» **Problem to work on**
Without including any pictures, please copy every entry below exactly.

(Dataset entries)
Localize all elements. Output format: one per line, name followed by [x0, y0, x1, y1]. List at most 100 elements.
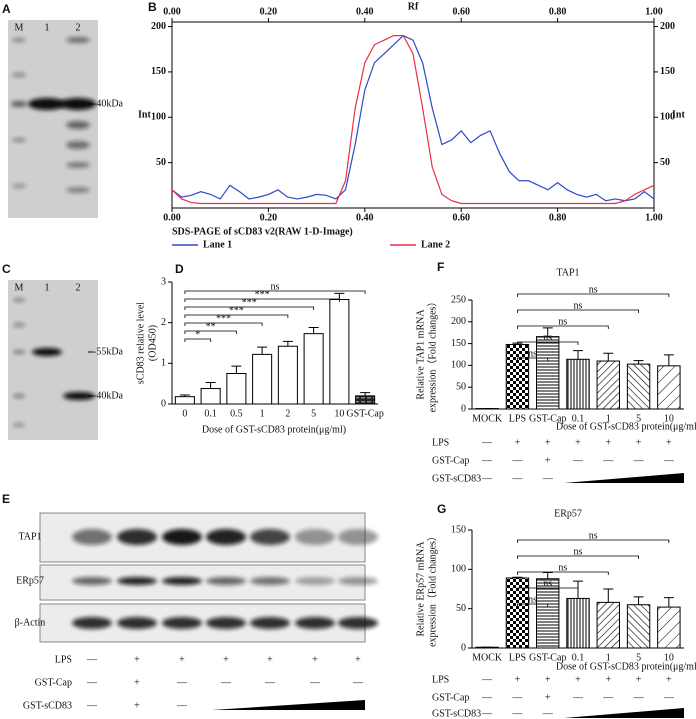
condition-mark: — — [511, 692, 523, 703]
y-tick-label: 1 — [161, 358, 166, 369]
blot-row-label: ERp57 — [16, 575, 44, 586]
lane-label: M — [15, 22, 24, 33]
significance-bracket — [517, 571, 609, 575]
gel-band — [13, 323, 25, 327]
significance-label: ns — [574, 546, 583, 557]
x-tick-label: MOCK — [472, 652, 503, 663]
bar — [596, 601, 620, 649]
gel-band — [12, 38, 26, 42]
condition-mark: — — [572, 692, 584, 703]
plot-frame — [171, 21, 655, 209]
gel-band — [13, 423, 25, 427]
panel-letter: C — [2, 262, 11, 276]
bar — [252, 353, 273, 405]
y-tick-label: 2 — [161, 317, 166, 328]
condition-mark: — — [542, 708, 554, 719]
dose-wedge — [212, 700, 365, 710]
error-bar — [542, 571, 553, 579]
lane-label: 2 — [76, 22, 81, 33]
blot-band — [72, 529, 112, 545]
error-bar — [573, 350, 583, 360]
blot-band — [162, 577, 202, 585]
blot-band — [72, 577, 112, 585]
panel-letter: D — [175, 262, 184, 276]
condition-mark: + — [515, 437, 521, 448]
x-tick-label: GST-Cap — [529, 413, 566, 424]
condition-mark: + — [312, 654, 318, 665]
gel-band — [12, 184, 26, 188]
error-bar — [231, 365, 242, 374]
condition-mark: — — [176, 700, 188, 711]
condition-mark: + — [545, 674, 551, 685]
condition-mark: — — [511, 708, 523, 719]
x-axis-label: Dose of GST-sCD83 protein(μg/ml) — [556, 661, 696, 672]
y-tick-label: 50 — [456, 603, 466, 614]
y-tick-label: 50 — [156, 157, 166, 168]
x-tick-label: 0.80 — [549, 212, 567, 223]
blot-band — [338, 529, 378, 545]
gel-band — [11, 101, 27, 107]
bar — [174, 396, 195, 405]
x-tick-label: LPS — [509, 413, 526, 424]
x-tick-label: 0.20 — [260, 6, 278, 17]
gel-band — [66, 187, 90, 193]
panel-letter: F — [437, 260, 444, 274]
error-bar — [360, 392, 371, 396]
condition-label: GST-Cap — [35, 677, 72, 688]
bar — [657, 365, 681, 410]
y-axis-label: sCD83 relative level — [135, 302, 146, 384]
significance-label: *** — [229, 305, 244, 316]
condition-mark: + — [179, 654, 185, 665]
condition-mark: — — [602, 455, 614, 466]
lane-label: 1 — [45, 282, 50, 293]
marker-label: -40kDa — [93, 390, 124, 401]
x-tick-label: 0.00 — [163, 212, 181, 223]
error-bar — [257, 346, 268, 355]
error-bar — [308, 327, 319, 334]
condition-mark: — — [309, 677, 321, 688]
x-tick-label: 0.40 — [356, 212, 374, 223]
x-tick-label: MOCK — [472, 413, 503, 424]
y-tick-label: 200 — [151, 21, 166, 32]
condition-mark: — — [86, 700, 98, 711]
series-line — [171, 35, 655, 205]
gel-band — [12, 138, 26, 142]
blot-band — [117, 617, 157, 629]
condition-label: GST-Cap — [432, 455, 469, 466]
condition-mark: — — [542, 473, 554, 484]
bar — [657, 606, 681, 649]
condition-mark: + — [545, 437, 551, 448]
condition-mark: — — [481, 692, 493, 703]
condition-label: GST-sCD83 — [23, 700, 72, 711]
blot-band — [295, 577, 335, 585]
error-bar — [633, 360, 644, 365]
condition-mark: — — [481, 473, 493, 484]
error-bar — [633, 596, 644, 605]
significance-bracket — [517, 587, 579, 591]
error-bar — [179, 394, 190, 397]
chart-subtitle: SDS-PAGE of sCD83 v2(RAW 1-D-Image) — [172, 226, 353, 237]
x-tick-label: 0.1 — [204, 408, 217, 419]
significance-label: ns — [543, 332, 552, 343]
bar — [626, 363, 651, 410]
y-tick-label: 200 — [451, 316, 466, 327]
condition-mark: — — [481, 437, 493, 448]
x-tick-label: 0.40 — [356, 6, 374, 17]
significance-bracket — [184, 306, 315, 310]
condition-mark: — — [511, 455, 523, 466]
significance-label: ns — [558, 562, 567, 573]
panel-letter: E — [2, 492, 10, 506]
x-tick-label: 1 — [606, 652, 611, 663]
condition-mark: — — [663, 455, 675, 466]
error-bar — [334, 292, 345, 300]
y-tick-label: 150 — [451, 338, 466, 349]
dose-wedge — [564, 473, 684, 483]
error-bar — [512, 576, 523, 578]
condition-mark: — — [481, 708, 493, 719]
significance-bracket — [517, 603, 549, 607]
blot-band — [250, 529, 290, 545]
condition-mark: + — [515, 674, 521, 685]
y-tick-label: 100 — [151, 112, 166, 123]
y-tick-label: 100 — [451, 360, 466, 371]
condition-mark: — — [663, 692, 675, 703]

» **Problem solution**
Localize all elements. Output format: one per line, name followed by [x0, y0, x1, y1]. List at most 100 elements.
condition-mark: — — [511, 692, 523, 703]
y-tick-label: 1 — [161, 358, 166, 369]
blot-row-label: ERp57 — [16, 575, 44, 586]
lane-label: M — [15, 22, 24, 33]
significance-bracket — [517, 571, 609, 575]
gel-band — [13, 323, 25, 327]
significance-label: ns — [574, 546, 583, 557]
x-tick-label: MOCK — [472, 652, 503, 663]
bar — [596, 601, 620, 649]
gel-band — [12, 38, 26, 42]
condition-mark: — — [572, 692, 584, 703]
plot-frame — [171, 21, 655, 209]
gel-band — [13, 423, 25, 427]
panel-letter: C — [2, 262, 11, 276]
bar — [252, 353, 273, 405]
y-tick-label: 2 — [161, 317, 166, 328]
condition-mark: — — [542, 708, 554, 719]
dose-wedge — [212, 700, 365, 710]
error-bar — [542, 571, 553, 579]
lane-label: 2 — [76, 22, 81, 33]
blot-band — [72, 529, 112, 545]
error-bar — [573, 350, 583, 360]
blot-band — [162, 577, 202, 585]
blot-band — [72, 577, 112, 585]
panel-letter: D — [175, 262, 184, 276]
condition-mark: + — [515, 437, 521, 448]
x-tick-label: GST-Cap — [529, 413, 566, 424]
condition-mark: + — [312, 654, 318, 665]
gel-band — [12, 184, 26, 188]
error-bar — [231, 365, 242, 374]
condition-mark: — — [176, 700, 188, 711]
condition-mark: + — [545, 674, 551, 685]
condition-mark: — — [511, 708, 523, 719]
x-axis-label: Dose of GST-sCD83 protein(μg/ml) — [556, 661, 696, 672]
y-tick-label: 50 — [456, 603, 466, 614]
y-tick-label: 50 — [156, 157, 166, 168]
x-tick-label: 0.80 — [549, 212, 567, 223]
blot-band — [338, 529, 378, 545]
gel-band — [11, 101, 27, 107]
bar — [174, 396, 195, 405]
x-tick-label: LPS — [509, 413, 526, 424]
x-tick-label: 0.20 — [260, 6, 278, 17]
gel-band — [66, 187, 90, 193]
panel-letter: F — [437, 260, 444, 274]
error-bar — [360, 392, 371, 396]
condition-label: GST-Cap — [35, 677, 72, 688]
bar — [657, 365, 681, 410]
y-axis-label: sCD83 relative level — [135, 302, 146, 384]
significance-label: *** — [229, 305, 244, 316]
condition-mark: + — [179, 654, 185, 665]
condition-mark: — — [602, 455, 614, 466]
lane-label: 1 — [45, 282, 50, 293]
marker-label: -40kDa — [93, 390, 124, 401]
x-tick-label: 0.00 — [163, 212, 181, 223]
error-bar — [257, 346, 268, 355]
error-bar — [308, 327, 319, 334]
condition-mark: — — [309, 677, 321, 688]
x-tick-label: 0.40 — [356, 212, 374, 223]
x-tick-label: MOCK — [472, 413, 503, 424]
y-tick-label: 200 — [151, 21, 166, 32]
condition-mark: — — [86, 700, 98, 711]
series-line — [171, 35, 655, 205]
gel-band — [12, 138, 26, 142]
blot-band — [117, 617, 157, 629]
condition-label: GST-Cap — [432, 455, 469, 466]
condition-mark: — — [542, 473, 554, 484]
bar — [657, 606, 681, 649]
condition-mark: + — [545, 437, 551, 448]
condition-mark: — — [481, 692, 493, 703]
condition-label: GST-sCD83 — [23, 700, 72, 711]
blot-band — [295, 577, 335, 585]
error-bar — [633, 360, 644, 365]
condition-mark: — — [481, 473, 493, 484]
error-bar — [633, 596, 644, 605]
significance-bracket — [517, 587, 579, 591]
error-bar — [179, 394, 190, 397]
chart-subtitle: SDS-PAGE of sCD83 v2(RAW 1-D-Image) — [172, 226, 353, 237]
x-tick-label: 0.1 — [204, 408, 217, 419]
significance-label: ns — [543, 332, 552, 343]
bar — [626, 363, 651, 410]
y-tick-label: 200 — [451, 316, 466, 327]
condition-mark: — — [481, 437, 493, 448]
x-tick-label: 0.40 — [356, 6, 374, 17]
significance-bracket — [184, 306, 315, 310]
condition-mark: — — [511, 455, 523, 466]
significance-label: ns — [558, 562, 567, 573]
panel-letter: E — [2, 492, 10, 506]
x-tick-label: 1 — [606, 652, 611, 663]
condition-mark: — — [663, 455, 675, 466]
error-bar — [334, 292, 345, 300]
y-tick-label: 150 — [451, 338, 466, 349]
dose-wedge — [564, 473, 684, 483]
error-bar — [512, 576, 523, 578]
condition-mark: — — [481, 708, 493, 719]
significance-bracket — [517, 603, 549, 607]
blot-band — [250, 529, 290, 545]
condition-mark: + — [515, 674, 521, 685]
y-tick-label: 100 — [151, 112, 166, 123]
y-tick-label: 100 — [451, 360, 466, 371]
condition-mark: — — [663, 692, 675, 703]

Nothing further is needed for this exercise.